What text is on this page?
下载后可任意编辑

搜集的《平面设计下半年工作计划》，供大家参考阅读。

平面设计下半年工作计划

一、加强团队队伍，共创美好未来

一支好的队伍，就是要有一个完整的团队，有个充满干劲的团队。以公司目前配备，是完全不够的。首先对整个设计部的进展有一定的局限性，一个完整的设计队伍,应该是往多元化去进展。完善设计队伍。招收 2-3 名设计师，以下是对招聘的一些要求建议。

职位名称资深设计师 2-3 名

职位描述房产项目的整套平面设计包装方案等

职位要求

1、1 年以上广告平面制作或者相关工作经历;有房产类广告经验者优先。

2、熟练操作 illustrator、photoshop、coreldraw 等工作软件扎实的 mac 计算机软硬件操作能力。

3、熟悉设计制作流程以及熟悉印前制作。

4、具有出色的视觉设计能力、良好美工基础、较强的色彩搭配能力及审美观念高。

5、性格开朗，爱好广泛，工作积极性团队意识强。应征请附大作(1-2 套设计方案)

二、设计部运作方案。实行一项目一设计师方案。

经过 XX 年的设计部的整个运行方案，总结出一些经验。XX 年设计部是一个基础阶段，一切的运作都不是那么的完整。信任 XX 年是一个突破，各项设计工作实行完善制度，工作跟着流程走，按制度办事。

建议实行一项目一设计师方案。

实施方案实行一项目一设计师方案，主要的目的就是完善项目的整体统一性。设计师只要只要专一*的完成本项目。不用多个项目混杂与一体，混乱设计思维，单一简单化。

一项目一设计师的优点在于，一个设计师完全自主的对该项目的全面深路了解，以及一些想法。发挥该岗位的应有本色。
########################################
* [Set exercise] In the material above, how many lines hold the word "平面设计下半年工作计划"? Say only the number.

* [Answer to the exercise] 2